* start Supplied data *
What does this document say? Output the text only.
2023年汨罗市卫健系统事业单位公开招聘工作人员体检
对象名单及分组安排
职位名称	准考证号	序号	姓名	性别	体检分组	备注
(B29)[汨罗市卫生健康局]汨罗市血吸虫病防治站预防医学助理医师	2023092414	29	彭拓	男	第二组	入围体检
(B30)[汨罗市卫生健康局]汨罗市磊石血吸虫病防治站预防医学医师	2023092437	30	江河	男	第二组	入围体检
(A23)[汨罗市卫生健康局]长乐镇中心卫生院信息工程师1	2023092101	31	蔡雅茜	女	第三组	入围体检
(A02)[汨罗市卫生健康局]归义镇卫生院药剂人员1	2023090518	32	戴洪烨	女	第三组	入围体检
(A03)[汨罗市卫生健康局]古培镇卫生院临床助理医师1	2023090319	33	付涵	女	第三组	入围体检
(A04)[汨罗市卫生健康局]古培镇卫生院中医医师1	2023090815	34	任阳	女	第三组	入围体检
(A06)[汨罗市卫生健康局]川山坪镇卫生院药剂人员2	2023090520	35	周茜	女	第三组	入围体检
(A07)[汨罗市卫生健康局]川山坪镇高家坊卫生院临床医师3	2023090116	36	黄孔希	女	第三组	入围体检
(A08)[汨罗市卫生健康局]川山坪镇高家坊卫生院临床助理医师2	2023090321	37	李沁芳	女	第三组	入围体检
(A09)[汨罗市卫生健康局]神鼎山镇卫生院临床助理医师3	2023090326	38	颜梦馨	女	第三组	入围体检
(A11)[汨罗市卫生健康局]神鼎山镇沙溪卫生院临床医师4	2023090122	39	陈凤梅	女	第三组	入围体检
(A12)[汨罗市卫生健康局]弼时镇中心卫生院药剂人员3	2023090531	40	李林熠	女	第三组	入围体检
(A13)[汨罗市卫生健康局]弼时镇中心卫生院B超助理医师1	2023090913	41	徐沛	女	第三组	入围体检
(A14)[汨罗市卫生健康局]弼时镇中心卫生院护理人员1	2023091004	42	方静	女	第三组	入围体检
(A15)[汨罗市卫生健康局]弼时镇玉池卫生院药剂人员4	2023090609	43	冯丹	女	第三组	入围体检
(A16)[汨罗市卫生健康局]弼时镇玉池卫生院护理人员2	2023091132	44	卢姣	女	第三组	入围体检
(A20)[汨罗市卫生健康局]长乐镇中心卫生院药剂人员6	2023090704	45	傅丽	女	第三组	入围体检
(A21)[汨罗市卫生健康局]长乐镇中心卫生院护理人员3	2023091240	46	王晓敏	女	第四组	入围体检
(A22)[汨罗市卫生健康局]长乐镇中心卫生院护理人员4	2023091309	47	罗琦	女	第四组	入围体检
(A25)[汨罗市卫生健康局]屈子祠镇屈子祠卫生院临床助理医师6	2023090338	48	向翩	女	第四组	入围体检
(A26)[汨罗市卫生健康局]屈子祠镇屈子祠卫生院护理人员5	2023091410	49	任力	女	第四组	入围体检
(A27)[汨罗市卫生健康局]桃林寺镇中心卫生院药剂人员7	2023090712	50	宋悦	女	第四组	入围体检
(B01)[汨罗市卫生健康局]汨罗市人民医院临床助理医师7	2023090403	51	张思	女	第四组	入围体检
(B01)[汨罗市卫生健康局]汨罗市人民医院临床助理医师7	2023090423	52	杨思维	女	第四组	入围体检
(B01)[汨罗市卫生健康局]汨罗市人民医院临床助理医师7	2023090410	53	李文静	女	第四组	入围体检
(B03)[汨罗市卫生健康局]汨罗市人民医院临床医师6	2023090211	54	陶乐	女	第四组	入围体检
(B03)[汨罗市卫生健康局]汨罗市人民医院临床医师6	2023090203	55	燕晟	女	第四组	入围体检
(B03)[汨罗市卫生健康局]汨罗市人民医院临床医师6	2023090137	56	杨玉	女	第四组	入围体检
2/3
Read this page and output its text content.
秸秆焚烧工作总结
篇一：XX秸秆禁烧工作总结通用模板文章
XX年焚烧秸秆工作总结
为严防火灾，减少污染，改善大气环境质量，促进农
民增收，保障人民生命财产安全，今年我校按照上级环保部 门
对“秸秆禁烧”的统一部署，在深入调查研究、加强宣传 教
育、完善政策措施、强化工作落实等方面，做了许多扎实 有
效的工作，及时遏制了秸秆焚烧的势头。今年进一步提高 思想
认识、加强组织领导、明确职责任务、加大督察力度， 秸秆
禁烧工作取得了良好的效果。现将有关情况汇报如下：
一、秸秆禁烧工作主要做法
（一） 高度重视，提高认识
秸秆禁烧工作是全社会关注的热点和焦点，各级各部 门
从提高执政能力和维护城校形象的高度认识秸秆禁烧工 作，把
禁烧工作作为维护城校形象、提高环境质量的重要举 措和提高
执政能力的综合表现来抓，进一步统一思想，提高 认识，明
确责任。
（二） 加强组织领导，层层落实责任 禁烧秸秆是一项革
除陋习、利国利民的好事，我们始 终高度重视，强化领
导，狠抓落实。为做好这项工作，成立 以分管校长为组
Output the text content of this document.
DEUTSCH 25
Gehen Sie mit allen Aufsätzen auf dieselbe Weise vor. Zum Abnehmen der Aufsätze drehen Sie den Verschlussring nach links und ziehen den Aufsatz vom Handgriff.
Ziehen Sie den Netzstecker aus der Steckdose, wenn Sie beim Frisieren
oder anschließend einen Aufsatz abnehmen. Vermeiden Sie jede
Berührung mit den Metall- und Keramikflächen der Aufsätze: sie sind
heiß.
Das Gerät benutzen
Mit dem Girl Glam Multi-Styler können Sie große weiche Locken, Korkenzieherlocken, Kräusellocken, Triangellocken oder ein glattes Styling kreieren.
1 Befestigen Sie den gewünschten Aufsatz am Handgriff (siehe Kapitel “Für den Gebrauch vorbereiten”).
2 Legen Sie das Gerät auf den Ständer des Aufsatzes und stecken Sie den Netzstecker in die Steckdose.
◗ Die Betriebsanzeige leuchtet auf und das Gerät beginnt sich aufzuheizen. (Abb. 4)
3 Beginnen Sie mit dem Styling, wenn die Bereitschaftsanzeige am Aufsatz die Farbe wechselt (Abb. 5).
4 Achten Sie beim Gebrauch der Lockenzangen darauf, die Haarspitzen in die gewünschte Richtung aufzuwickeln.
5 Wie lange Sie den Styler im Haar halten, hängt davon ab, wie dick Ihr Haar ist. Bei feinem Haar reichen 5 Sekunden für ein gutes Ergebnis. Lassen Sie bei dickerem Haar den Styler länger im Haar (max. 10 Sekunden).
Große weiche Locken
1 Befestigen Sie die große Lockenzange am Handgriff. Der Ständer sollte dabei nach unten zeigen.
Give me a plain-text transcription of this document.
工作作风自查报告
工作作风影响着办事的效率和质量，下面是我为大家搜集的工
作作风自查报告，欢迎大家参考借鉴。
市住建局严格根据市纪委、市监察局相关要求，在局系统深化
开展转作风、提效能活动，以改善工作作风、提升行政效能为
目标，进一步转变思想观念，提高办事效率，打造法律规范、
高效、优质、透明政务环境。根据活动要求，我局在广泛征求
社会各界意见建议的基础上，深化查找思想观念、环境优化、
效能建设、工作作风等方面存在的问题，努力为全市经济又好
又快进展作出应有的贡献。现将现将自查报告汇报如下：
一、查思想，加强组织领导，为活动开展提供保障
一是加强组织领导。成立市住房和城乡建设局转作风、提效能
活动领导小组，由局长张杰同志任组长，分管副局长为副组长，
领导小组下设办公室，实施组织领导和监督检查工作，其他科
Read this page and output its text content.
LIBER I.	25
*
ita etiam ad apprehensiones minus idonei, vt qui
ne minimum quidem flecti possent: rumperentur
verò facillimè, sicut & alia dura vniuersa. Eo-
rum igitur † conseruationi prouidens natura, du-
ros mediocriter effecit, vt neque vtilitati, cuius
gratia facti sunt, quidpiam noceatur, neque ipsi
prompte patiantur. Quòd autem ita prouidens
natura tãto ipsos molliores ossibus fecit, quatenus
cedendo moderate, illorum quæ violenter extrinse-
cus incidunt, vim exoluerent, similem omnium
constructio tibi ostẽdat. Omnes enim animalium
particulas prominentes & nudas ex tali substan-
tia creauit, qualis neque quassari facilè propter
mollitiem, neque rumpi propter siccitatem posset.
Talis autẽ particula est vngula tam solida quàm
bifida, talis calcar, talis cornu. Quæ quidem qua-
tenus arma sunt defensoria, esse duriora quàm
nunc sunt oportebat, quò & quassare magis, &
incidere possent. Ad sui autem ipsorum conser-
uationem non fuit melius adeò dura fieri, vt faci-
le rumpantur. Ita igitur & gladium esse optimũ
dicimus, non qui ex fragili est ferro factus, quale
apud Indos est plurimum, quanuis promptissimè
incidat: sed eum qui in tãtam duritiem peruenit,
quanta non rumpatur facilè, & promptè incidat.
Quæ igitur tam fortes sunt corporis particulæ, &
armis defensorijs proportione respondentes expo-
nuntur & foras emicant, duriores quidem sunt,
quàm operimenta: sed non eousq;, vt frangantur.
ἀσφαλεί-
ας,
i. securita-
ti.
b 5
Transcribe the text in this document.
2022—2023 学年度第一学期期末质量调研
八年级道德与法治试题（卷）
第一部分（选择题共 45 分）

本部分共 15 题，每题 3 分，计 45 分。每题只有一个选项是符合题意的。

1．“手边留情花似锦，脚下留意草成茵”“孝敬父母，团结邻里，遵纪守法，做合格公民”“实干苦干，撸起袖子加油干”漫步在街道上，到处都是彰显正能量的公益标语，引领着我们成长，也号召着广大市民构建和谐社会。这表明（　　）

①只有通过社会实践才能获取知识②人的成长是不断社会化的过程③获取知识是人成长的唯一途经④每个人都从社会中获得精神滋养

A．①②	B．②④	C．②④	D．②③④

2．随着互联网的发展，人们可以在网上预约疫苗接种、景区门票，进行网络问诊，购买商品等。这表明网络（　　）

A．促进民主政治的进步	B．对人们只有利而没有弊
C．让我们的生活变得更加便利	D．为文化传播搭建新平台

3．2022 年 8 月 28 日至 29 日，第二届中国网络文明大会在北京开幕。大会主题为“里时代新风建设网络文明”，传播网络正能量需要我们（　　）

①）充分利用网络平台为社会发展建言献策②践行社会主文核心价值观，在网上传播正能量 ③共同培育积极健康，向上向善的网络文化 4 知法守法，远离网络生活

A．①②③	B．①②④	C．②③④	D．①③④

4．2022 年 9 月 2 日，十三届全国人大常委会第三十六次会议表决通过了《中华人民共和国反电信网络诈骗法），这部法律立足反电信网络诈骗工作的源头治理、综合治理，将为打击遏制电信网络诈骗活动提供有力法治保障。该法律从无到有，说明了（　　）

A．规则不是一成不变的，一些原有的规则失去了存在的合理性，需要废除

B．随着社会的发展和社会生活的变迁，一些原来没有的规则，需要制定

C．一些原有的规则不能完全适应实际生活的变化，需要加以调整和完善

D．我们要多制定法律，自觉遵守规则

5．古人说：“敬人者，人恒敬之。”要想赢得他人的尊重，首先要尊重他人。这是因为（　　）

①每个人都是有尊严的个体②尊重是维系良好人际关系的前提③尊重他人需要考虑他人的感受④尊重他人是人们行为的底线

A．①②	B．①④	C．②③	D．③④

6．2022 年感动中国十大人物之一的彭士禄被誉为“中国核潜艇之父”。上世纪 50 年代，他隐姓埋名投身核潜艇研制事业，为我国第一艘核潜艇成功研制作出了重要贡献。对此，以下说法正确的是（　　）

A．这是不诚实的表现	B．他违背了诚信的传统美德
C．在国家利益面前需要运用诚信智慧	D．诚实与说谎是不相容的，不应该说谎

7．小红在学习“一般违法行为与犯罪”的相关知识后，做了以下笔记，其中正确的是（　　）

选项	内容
* end Supplied data *
*What to do*. List all lines in the material containing the string "wenn".

*Exercise output*.
Ziehen Sie den Netzstecker aus der Steckdose, wenn Sie beim Frisieren
3 Beginnen Sie mit dem Styling, wenn die Bereitschaftsanzeige am Aufsatz die Farbe wechselt (Abb. 5).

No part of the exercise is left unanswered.